Recorded information:
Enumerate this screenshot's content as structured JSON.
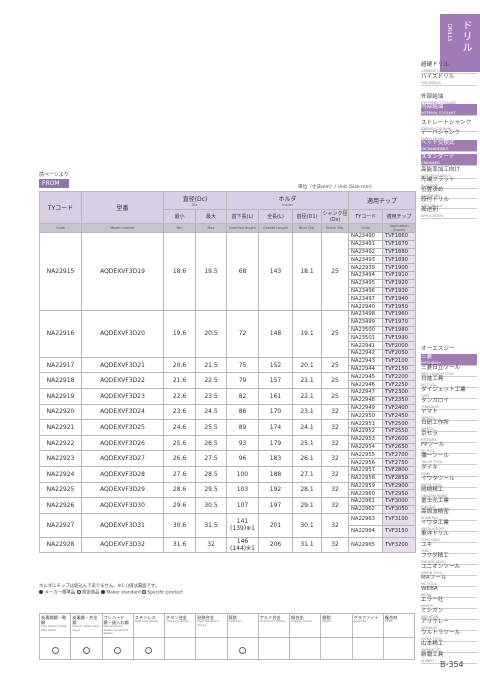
{
  "sidebar": {
    "tab_title": "ドリル",
    "tab_subtitle": "DRILLS",
    "items": [
      {
        "jp": "超硬ドリル",
        "en": "CARBIDE DRILLS",
        "hl": false
      },
      {
        "jp": "ハイスドリル",
        "en": "HSS DRILLS",
        "hl": false
      },
      {
        "jp": "外部給油",
        "en": "EXTERNAL COOLANT",
        "hl": false
      },
      {
        "jp": "内部給油",
        "en": "INTERNAL COOLANT",
        "hl": true
      },
      {
        "jp": "ストレートシャンク",
        "en": "STRAIGHT SHANK",
        "hl": false
      },
      {
        "jp": "テーパシャンク",
        "en": "TAPER SHANK",
        "hl": false
      },
      {
        "jp": "ヘッド交換式",
        "en": "EXCHANGEABLE",
        "hl": true
      },
      {
        "jp": "スタンダード",
        "en": "STANDARD",
        "hl": true
      },
      {
        "jp": "高能率加工向け",
        "en": "HIGH EFFICIENCY",
        "hl": false
      },
      {
        "jp": "先端フラット",
        "en": "FLAT END",
        "hl": false
      },
      {
        "jp": "位置決め",
        "en": "CENTERING",
        "hl": false
      },
      {
        "jp": "段付ドリル",
        "en": "STEP DRILLS",
        "hl": false
      },
      {
        "jp": "周途別",
        "en": "APPLICATION",
        "hl": false
      },
      {
        "jp": "オーエスジー",
        "en": "OSG",
        "hl": false
      },
      {
        "jp": "三菱",
        "en": "MITSUBISHI",
        "hl": true
      },
      {
        "jp": "三菱日立ツール",
        "en": "MMC HITACHI TOOL",
        "hl": false
      },
      {
        "jp": "日進工具",
        "en": "NS TOOL",
        "hl": false
      },
      {
        "jp": "ダイジェット工業",
        "en": "DIJET",
        "hl": false
      },
      {
        "jp": "タンガロイ",
        "en": "TUNGALOY",
        "hl": false
      },
      {
        "jp": "ヤマト",
        "en": "YAMATO",
        "hl": false
      },
      {
        "jp": "日研工作所",
        "en": "NIKKEN",
        "hl": false
      },
      {
        "jp": "京セラ",
        "en": "KYOCERA",
        "hl": false
      },
      {
        "jp": "FPツール",
        "en": "FP TOOL",
        "hl": false
      },
      {
        "jp": "彌一ツール",
        "en": "YAICHI TOOL",
        "hl": false
      },
      {
        "jp": "ダイキ",
        "en": "DAIKI",
        "hl": false
      },
      {
        "jp": "イワタツール",
        "en": "IWATA TOOL",
        "hl": false
      },
      {
        "jp": "岡崎精工",
        "en": "OKAZAKI SEIKO",
        "hl": false
      },
      {
        "jp": "富士元工業",
        "en": "FUJIGEN",
        "hl": false
      },
      {
        "jp": "高周波精密",
        "en": "KOSHUHA",
        "hl": false
      },
      {
        "jp": "イワタ工業",
        "en": "IWATA KOGYO",
        "hl": false
      },
      {
        "jp": "東洋ドリル",
        "en": "TOYO DRILL",
        "hl": false
      },
      {
        "jp": "ユキ",
        "en": "YUKI",
        "hl": false
      },
      {
        "jp": "フクダ精工",
        "en": "FUKUDA SEIKO",
        "hl": false
      },
      {
        "jp": "ユニオンツール",
        "en": "UNION TOOL",
        "hl": false
      },
      {
        "jp": "MAツール",
        "en": "MA TOOL",
        "hl": false
      },
      {
        "jp": "WEBA",
        "en": "WEBA",
        "hl": false
      },
      {
        "jp": "エラー社",
        "en": "ERROR",
        "hl": false
      },
      {
        "jp": "ミシガン",
        "en": "MICHIGAN",
        "hl": false
      },
      {
        "jp": "アリサレー",
        "en": "ARISALEY",
        "hl": false
      },
      {
        "jp": "ウルトラツール",
        "en": "ULTRA TOOL",
        "hl": false
      },
      {
        "jp": "山本精工",
        "en": "YAMAMOTO",
        "hl": false
      },
      {
        "jp": "新報工具",
        "en": "SHINPO",
        "hl": false
      }
    ]
  },
  "header": {
    "page_ref": "前ページより",
    "from_label": "FROM",
    "unit_note": "単位（寸法mm）/ Unit (Size:mm)"
  },
  "table": {
    "h_tycode": "TYコード",
    "h_model": "型番",
    "h_dia": "直径(Dc)",
    "h_dia_en": "Dia.",
    "h_holder": "ホルダ",
    "h_holder_en": "Holder",
    "h_tip": "適用チップ",
    "h_min": "最小",
    "h_max": "最大",
    "h_depth": "首下長(L)",
    "h_overall": "全長(L)",
    "h_neck": "首径(D1)",
    "h_shank": "シャンク径(Ds)",
    "h_tip_tycode": "TYコード",
    "h_tip_model": "適用チップ",
    "e_code": "Code",
    "e_model": "Model number",
    "e_min": "Min",
    "e_max": "Max",
    "e_depth": "Insertion length",
    "e_overall": "Overall Length",
    "e_neck": "Neck Dia.",
    "e_shank": "Shank Dia.",
    "e_tip_code": "Code",
    "e_tip_model": "Application (insert)",
    "groups": [
      {
        "code": "NA22915",
        "model": "AQDEXVF3D19",
        "min": "18.6",
        "max": "19.5",
        "depth": "68",
        "overall": "143",
        "neck": "18.1",
        "shank": "25",
        "tips": [
          [
            "NA23490",
            "TVF1860"
          ],
          [
            "NA23491",
            "TVF1870"
          ],
          [
            "NA23492",
            "TVF1880"
          ],
          [
            "NA23493",
            "TVF1890"
          ],
          [
            "NA22939",
            "TVF1900"
          ],
          [
            "NA23494",
            "TVF1910"
          ],
          [
            "NA23495",
            "TVF1920"
          ],
          [
            "NA23496",
            "TVF1930"
          ],
          [
            "NA23497",
            "TVF1940"
          ],
          [
            "NA22940",
            "TVF1950"
          ]
        ]
      },
      {
        "code": "NA22916",
        "model": "AQDEXVF3D20",
        "min": "19.6",
        "max": "20.5",
        "depth": "72",
        "overall": "148",
        "neck": "19.1",
        "shank": "25",
        "tips": [
          [
            "NA23498",
            "TVF1960"
          ],
          [
            "NA23499",
            "TVF1970"
          ],
          [
            "NA23500",
            "TVF1980"
          ],
          [
            "NA23501",
            "TVF1990"
          ],
          [
            "NA22941",
            "TVF2000"
          ],
          [
            "NA22942",
            "TVF2050"
          ]
        ]
      },
      {
        "code": "NA22917",
        "model": "AQDEXVF3D21",
        "min": "20.6",
        "max": "21.5",
        "depth": "75",
        "overall": "152",
        "neck": "20.1",
        "shank": "25",
        "tips": [
          [
            "NA22943",
            "TVF2100"
          ],
          [
            "NA22944",
            "TVF2150"
          ]
        ]
      },
      {
        "code": "NA22918",
        "model": "AQDEXVF3D22",
        "min": "21.6",
        "max": "22.5",
        "depth": "79",
        "overall": "157",
        "neck": "21.1",
        "shank": "25",
        "tips": [
          [
            "NA22945",
            "TVF2200"
          ],
          [
            "NA22946",
            "TVF2250"
          ]
        ]
      },
      {
        "code": "NA22919",
        "model": "AQDEXVF3D23",
        "min": "22.6",
        "max": "23.5",
        "depth": "82",
        "overall": "161",
        "neck": "22.1",
        "shank": "25",
        "tips": [
          [
            "NA22947",
            "TVF2300"
          ],
          [
            "NA22948",
            "TVF2350"
          ]
        ]
      },
      {
        "code": "NA22920",
        "model": "AQDEXVF3D24",
        "min": "23.6",
        "max": "24.5",
        "depth": "86",
        "overall": "170",
        "neck": "23.1",
        "shank": "32",
        "tips": [
          [
            "NA22949",
            "TVF2400"
          ],
          [
            "NA22950",
            "TVF2450"
          ]
        ]
      },
      {
        "code": "NA22921",
        "model": "AQDEXVF3D25",
        "min": "24.6",
        "max": "25.5",
        "depth": "89",
        "overall": "174",
        "neck": "24.1",
        "shank": "32",
        "tips": [
          [
            "NA22951",
            "TVF2500"
          ],
          [
            "NA22952",
            "TVF2550"
          ]
        ]
      },
      {
        "code": "NA22922",
        "model": "AQDEXVF3D26",
        "min": "25.6",
        "max": "26.5",
        "depth": "93",
        "overall": "179",
        "neck": "25.1",
        "shank": "32",
        "tips": [
          [
            "NA22953",
            "TVF2600"
          ],
          [
            "NA22954",
            "TVF2650"
          ]
        ]
      },
      {
        "code": "NA22923",
        "model": "AQDEXVF3D27",
        "min": "26.6",
        "max": "27.5",
        "depth": "96",
        "overall": "183",
        "neck": "26.1",
        "shank": "32",
        "tips": [
          [
            "NA22955",
            "TVF2700"
          ],
          [
            "NA22956",
            "TVF2750"
          ]
        ]
      },
      {
        "code": "NA22924",
        "model": "AQDEXVF3D28",
        "min": "27.6",
        "max": "28.5",
        "depth": "100",
        "overall": "188",
        "neck": "27.1",
        "shank": "32",
        "tips": [
          [
            "NA22957",
            "TVF2800"
          ],
          [
            "NA22958",
            "TVF2850"
          ]
        ]
      },
      {
        "code": "NA22925",
        "model": "AQDEXVF3D29",
        "min": "28.6",
        "max": "29.5",
        "depth": "103",
        "overall": "192",
        "neck": "28.1",
        "shank": "32",
        "tips": [
          [
            "NA22959",
            "TVF2900"
          ],
          [
            "NA22960",
            "TVF2950"
          ]
        ]
      },
      {
        "code": "NA22926",
        "model": "AQDEXVF3D30",
        "min": "29.6",
        "max": "30.5",
        "depth": "107",
        "overall": "197",
        "neck": "29.1",
        "shank": "32",
        "tips": [
          [
            "NA22961",
            "TVF3000"
          ],
          [
            "NA22962",
            "TVF3050"
          ]
        ]
      },
      {
        "code": "NA22927",
        "model": "AQDEXVF3D31",
        "min": "30.6",
        "max": "31.5",
        "depth": "141\n(139)※1",
        "overall": "201",
        "neck": "30.1",
        "shank": "32",
        "tips": [
          [
            "NA22963",
            "TVF3100"
          ],
          [
            "NA22964",
            "TVF3150"
          ]
        ]
      },
      {
        "code": "NA22928",
        "model": "AQDEXVF3D32",
        "min": "31.6",
        "max": "32",
        "depth": "146\n(144)※1",
        "overall": "206",
        "neck": "31.1",
        "shank": "32",
        "tips": [
          [
            "NA22965",
            "TVF3200"
          ]
        ]
      }
    ]
  },
  "notes": {
    "line1": "ホルダにチップは組込んでありません。※1:()値は裏面です。",
    "legend_std": "メーカー標準品",
    "legend_spec": "限定商品",
    "legend_std_en": "Maker standard",
    "legend_spec_en": "Specific product"
  },
  "materials": {
    "headers": [
      {
        "jp": "炭素鋼鋼・軟鋼",
        "en": "Low Carbon Steel Mild Steel"
      },
      {
        "jp": "炭素鋼・合金鋼",
        "en": "Carbon Steel Alloy Steel"
      },
      {
        "jp": "プレハード鋼・焼入れ鋼",
        "en": "Prehardened Steels Hardened Steels"
      },
      {
        "jp": "ステンレス",
        "en": "Stainless Steels"
      },
      {
        "jp": "チタン合金",
        "en": "Titanium Alloys"
      },
      {
        "jp": "耐熱合金",
        "en": "Heat Resistant Alloys"
      },
      {
        "jp": "鋳鉄",
        "en": "Cast Iron"
      },
      {
        "jp": "アルミ合金",
        "en": "Aluminum Alloys"
      },
      {
        "jp": "銅合金",
        "en": "Copper Alloys"
      },
      {
        "jp": "樹脂",
        "en": "Plastic"
      },
      {
        "jp": "グラファイト",
        "en": "Graphite"
      },
      {
        "jp": "複合材",
        "en": "CFRP"
      }
    ],
    "marks": [
      true,
      true,
      true,
      true,
      false,
      false,
      true,
      false,
      false,
      false,
      false,
      false
    ]
  },
  "page_number": "B-354"
}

Exercise instructions: Copy every line from the entries that contains the word "Alloys".

Output for this exercise:
        "en": "Titanium Alloys"
        "en": "Heat Resistant Alloys"
        "en": "Aluminum Alloys"
        "en": "Copper Alloys"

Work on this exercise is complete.